■ Task prompt: Search the entries below. Return every line that has "Specific" in it.

* * * *

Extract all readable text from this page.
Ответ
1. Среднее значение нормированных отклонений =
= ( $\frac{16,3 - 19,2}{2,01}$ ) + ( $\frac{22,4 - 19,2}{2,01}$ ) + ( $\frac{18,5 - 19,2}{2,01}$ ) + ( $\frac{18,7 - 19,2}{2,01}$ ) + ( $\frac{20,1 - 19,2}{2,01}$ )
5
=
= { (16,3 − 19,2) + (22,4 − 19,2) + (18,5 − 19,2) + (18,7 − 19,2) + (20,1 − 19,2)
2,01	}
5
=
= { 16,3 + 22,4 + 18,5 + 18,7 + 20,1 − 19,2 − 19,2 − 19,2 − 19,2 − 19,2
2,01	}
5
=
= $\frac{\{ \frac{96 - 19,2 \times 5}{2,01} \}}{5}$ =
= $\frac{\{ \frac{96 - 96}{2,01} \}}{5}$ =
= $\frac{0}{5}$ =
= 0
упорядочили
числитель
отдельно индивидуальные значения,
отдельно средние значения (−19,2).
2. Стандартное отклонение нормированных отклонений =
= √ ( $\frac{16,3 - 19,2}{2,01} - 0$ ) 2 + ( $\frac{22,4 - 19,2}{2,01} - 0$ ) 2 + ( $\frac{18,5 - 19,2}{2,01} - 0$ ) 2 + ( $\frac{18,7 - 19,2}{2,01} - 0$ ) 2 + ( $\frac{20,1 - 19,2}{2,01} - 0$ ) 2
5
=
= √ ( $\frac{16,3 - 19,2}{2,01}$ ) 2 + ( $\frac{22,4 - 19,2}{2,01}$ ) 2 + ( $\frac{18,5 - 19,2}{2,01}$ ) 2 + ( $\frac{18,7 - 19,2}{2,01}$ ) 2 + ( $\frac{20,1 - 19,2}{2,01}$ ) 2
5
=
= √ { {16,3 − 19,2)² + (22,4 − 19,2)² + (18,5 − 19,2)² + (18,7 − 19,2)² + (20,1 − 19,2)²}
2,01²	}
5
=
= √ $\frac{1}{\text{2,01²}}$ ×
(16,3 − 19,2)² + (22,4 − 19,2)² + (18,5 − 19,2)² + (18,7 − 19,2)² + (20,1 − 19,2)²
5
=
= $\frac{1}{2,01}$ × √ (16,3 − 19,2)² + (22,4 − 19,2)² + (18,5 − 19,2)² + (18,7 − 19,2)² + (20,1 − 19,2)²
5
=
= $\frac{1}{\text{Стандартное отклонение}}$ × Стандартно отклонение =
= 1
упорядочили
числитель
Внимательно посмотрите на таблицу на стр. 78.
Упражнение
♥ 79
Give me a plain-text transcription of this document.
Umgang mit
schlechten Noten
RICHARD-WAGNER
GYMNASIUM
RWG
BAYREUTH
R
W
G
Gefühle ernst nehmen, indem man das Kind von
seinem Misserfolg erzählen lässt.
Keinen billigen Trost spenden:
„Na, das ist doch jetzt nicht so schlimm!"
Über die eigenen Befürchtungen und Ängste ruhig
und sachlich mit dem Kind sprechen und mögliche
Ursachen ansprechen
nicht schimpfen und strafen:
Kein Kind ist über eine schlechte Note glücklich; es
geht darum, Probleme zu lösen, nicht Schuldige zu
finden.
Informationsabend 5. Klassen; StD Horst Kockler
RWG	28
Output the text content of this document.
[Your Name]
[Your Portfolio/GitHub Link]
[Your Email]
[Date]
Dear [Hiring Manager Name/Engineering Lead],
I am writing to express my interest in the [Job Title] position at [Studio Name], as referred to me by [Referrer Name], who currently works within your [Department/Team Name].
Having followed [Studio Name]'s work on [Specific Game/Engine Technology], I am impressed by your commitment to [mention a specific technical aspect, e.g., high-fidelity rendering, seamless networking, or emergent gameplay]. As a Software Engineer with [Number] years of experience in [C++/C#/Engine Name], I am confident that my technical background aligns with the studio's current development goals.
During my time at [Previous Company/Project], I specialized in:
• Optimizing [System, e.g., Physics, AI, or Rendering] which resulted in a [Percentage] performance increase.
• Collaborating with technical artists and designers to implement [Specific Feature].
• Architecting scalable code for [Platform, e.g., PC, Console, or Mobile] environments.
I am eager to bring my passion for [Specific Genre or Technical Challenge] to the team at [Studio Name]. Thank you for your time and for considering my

* * * *

■ Response:
Having followed [Studio Name]'s work on [Specific Game/Engine Technology], I am impressed by your commitment to [mention a specific technical aspect, e.g., high-fidelity rendering, seamless networking, or emergent gameplay]. As a Software Engineer with [Number] years of experience in [C++/C#/Engine Name], I am confident that my technical background aligns with the studio's current development goals.
• Collaborating with technical artists and designers to implement [Specific Feature].
I am eager to bring my passion for [Specific Genre or Technical Challenge] to the team at [Studio Name]. Thank you for your time and for considering my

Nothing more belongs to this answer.